>> start

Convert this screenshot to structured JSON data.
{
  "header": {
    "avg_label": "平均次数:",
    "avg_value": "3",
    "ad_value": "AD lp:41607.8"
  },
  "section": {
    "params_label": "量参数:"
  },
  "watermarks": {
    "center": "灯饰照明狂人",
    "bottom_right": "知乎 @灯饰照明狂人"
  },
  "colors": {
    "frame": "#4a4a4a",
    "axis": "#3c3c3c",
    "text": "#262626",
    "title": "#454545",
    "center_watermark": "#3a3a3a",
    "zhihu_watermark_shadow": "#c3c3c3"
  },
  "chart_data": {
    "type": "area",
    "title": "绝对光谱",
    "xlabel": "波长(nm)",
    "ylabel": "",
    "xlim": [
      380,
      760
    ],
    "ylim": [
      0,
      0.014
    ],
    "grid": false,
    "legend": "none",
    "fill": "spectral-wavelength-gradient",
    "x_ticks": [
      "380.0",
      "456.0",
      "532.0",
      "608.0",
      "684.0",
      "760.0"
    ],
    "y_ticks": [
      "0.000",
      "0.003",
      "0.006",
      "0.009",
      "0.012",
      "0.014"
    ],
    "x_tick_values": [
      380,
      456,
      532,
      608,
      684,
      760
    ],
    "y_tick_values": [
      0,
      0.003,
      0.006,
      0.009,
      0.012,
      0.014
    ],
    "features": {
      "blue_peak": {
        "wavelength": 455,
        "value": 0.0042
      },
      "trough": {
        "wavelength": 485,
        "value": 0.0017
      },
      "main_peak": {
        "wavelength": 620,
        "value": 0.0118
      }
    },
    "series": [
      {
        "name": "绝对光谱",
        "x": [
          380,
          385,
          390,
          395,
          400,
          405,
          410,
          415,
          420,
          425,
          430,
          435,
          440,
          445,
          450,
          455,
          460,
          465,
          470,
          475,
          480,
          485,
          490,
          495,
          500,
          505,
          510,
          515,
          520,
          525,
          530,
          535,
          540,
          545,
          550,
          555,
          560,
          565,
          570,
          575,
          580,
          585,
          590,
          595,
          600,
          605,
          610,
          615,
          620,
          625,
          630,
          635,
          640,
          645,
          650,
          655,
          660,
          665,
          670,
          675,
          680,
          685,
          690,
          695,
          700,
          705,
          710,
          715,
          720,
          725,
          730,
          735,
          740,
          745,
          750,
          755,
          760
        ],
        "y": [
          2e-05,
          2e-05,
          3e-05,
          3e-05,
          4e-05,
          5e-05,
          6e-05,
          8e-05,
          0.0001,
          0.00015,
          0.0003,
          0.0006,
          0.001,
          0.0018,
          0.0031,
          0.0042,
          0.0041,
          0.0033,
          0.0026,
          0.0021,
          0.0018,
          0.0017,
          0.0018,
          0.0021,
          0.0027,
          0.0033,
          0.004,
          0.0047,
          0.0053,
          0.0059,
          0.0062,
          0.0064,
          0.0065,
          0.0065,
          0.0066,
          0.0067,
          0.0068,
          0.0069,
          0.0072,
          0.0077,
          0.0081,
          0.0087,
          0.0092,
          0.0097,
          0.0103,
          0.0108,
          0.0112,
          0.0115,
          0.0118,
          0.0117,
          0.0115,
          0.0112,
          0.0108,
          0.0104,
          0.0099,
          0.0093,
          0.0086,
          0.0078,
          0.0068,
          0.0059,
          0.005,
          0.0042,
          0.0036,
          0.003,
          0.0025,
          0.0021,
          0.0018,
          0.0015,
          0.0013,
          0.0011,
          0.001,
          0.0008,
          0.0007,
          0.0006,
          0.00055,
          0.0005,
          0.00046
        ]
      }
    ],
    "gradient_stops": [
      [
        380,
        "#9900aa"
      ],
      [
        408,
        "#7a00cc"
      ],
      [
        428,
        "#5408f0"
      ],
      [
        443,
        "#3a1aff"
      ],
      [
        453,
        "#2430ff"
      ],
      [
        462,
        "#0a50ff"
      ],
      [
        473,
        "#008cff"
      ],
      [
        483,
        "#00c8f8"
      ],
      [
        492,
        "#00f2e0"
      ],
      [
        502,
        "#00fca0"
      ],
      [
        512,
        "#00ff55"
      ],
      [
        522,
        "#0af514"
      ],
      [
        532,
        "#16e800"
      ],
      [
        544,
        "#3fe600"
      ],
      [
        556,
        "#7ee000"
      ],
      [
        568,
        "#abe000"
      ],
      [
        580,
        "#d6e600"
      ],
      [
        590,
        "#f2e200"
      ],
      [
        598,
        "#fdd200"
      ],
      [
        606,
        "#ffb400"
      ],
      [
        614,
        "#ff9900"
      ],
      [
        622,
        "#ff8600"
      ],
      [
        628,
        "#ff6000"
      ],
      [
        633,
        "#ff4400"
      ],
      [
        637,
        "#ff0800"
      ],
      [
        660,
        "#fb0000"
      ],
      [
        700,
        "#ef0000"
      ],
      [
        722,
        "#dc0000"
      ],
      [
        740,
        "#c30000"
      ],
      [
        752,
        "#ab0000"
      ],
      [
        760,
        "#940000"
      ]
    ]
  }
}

>> end

Every entry must be output again, exactly as written above.

Convert this screenshot to structured JSON data.
{
  "header": {
    "avg_label": "平均次数:",
    "avg_value": "3",
    "ad_value": "AD lp:41607.8"
  },
  "section": {
    "params_label": "量参数:"
  },
  "watermarks": {
    "center": "灯饰照明狂人",
    "bottom_right": "知乎 @灯饰照明狂人"
  },
  "colors": {
    "frame": "#4a4a4a",
    "axis": "#3c3c3c",
    "text": "#262626",
    "title": "#454545",
    "center_watermark": "#3a3a3a",
    "zhihu_watermark_shadow": "#c3c3c3"
  },
  "chart_data": {
    "type": "area",
    "title": "绝对光谱",
    "xlabel": "波长(nm)",
    "ylabel": "",
    "xlim": [
      380,
      760
    ],
    "ylim": [
      0,
      0.014
    ],
    "grid": false,
    "legend": "none",
    "fill": "spectral-wavelength-gradient",
    "x_ticks": [
      "380.0",
      "456.0",
      "532.0",
      "608.0",
      "684.0",
      "760.0"
    ],
    "y_ticks": [
      "0.000",
      "0.003",
      "0.006",
      "0.009",
      "0.012",
      "0.014"
    ],
    "x_tick_values": [
      380,
      456,
      532,
      608,
      684,
      760
    ],
    "y_tick_values": [
      0,
      0.003,
      0.006,
      0.009,
      0.012,
      0.014
    ],
    "features": {
      "blue_peak": {
        "wavelength": 455,
        "value": 0.0042
      },
      "trough": {
        "wavelength": 485,
        "value": 0.0017
      },
      "main_peak": {
        "wavelength": 620,
        "value": 0.0118
      }
    },
    "series": [
      {
        "name": "绝对光谱",
        "x": [
          380,
          385,
          390,
          395,
          400,
          405,
          410,
          415,
          420,
          425,
          430,
          435,
          440,
          445,
          450,
          455,
          460,
          465,
          470,
          475,
          480,
          485,
          490,
          495,
          500,
          505,
          510,
          515,
          520,
          525,
          530,
          535,
          540,
          545,
          550,
          555,
          560,
          565,
          570,
          575,
          580,
          585,
          590,
          595,
          600,
          605,
          610,
          615,
          620,
          625,
          630,
          635,
          640,
          645,
          650,
          655,
          660,
          665,
          670,
          675,
          680,
          685,
          690,
          695,
          700,
          705,
          710,
          715,
          720,
          725,
          730,
          735,
          740,
          745,
          750,
          755,
          760
        ],
        "y": [
          2e-05,
          2e-05,
          3e-05,
          3e-05,
          4e-05,
          5e-05,
          6e-05,
          8e-05,
          0.0001,
          0.00015,
          0.0003,
          0.0006,
          0.001,
          0.0018,
          0.0031,
          0.0042,
          0.0041,
          0.0033,
          0.0026,
          0.0021,
          0.0018,
          0.0017,
          0.0018,
          0.0021,
          0.0027,
          0.0033,
          0.004,
          0.0047,
          0.0053,
          0.0059,
          0.0062,
          0.0064,
          0.0065,
          0.0065,
          0.0066,
          0.0067,
          0.0068,
          0.0069,
          0.0072,
          0.0077,
          0.0081,
          0.0087,
          0.0092,
          0.0097,
          0.0103,
          0.0108,
          0.0112,
          0.0115,
          0.0118,
          0.0117,
          0.0115,
          0.0112,
          0.0108,
          0.0104,
          0.0099,
          0.0093,
          0.0086,
          0.0078,
          0.0068,
          0.0059,
          0.005,
          0.0042,
          0.0036,
          0.003,
          0.0025,
          0.0021,
          0.0018,
          0.0015,
          0.0013,
          0.0011,
          0.001,
          0.0008,
          0.0007,
          0.0006,
          0.00055,
          0.0005,
          0.00046
        ]
      }
    ],
    "gradient_stops": [
      [
        380,
        "#9900aa"
      ],
      [
        408,
        "#7a00cc"
      ],
      [
        428,
        "#5408f0"
      ],
      [
        443,
        "#3a1aff"
      ],
      [
        453,
        "#2430ff"
      ],
      [
        462,
        "#0a50ff"
      ],
      [
        473,
        "#008cff"
      ],
      [
        483,
        "#00c8f8"
      ],
      [
        492,
        "#00f2e0"
      ],
      [
        502,
        "#00fca0"
      ],
      [
        512,
        "#00ff55"
      ],
      [
        522,
        "#0af514"
      ],
      [
        532,
        "#16e800"
      ],
      [
        544,
        "#3fe600"
      ],
      [
        556,
        "#7ee000"
      ],
      [
        568,
        "#abe000"
      ],
      [
        580,
        "#d6e600"
      ],
      [
        590,
        "#f2e200"
      ],
      [
        598,
        "#fdd200"
      ],
      [
        606,
        "#ffb400"
      ],
      [
        614,
        "#ff9900"
      ],
      [
        622,
        "#ff8600"
      ],
      [
        628,
        "#ff6000"
      ],
      [
        633,
        "#ff4400"
      ],
      [
        637,
        "#ff0800"
      ],
      [
        660,
        "#fb0000"
      ],
      [
        700,
        "#ef0000"
      ],
      [
        722,
        "#dc0000"
      ],
      [
        740,
        "#c30000"
      ],
      [
        752,
        "#ab0000"
      ],
      [
        760,
        "#940000"
      ]
    ]
  }
}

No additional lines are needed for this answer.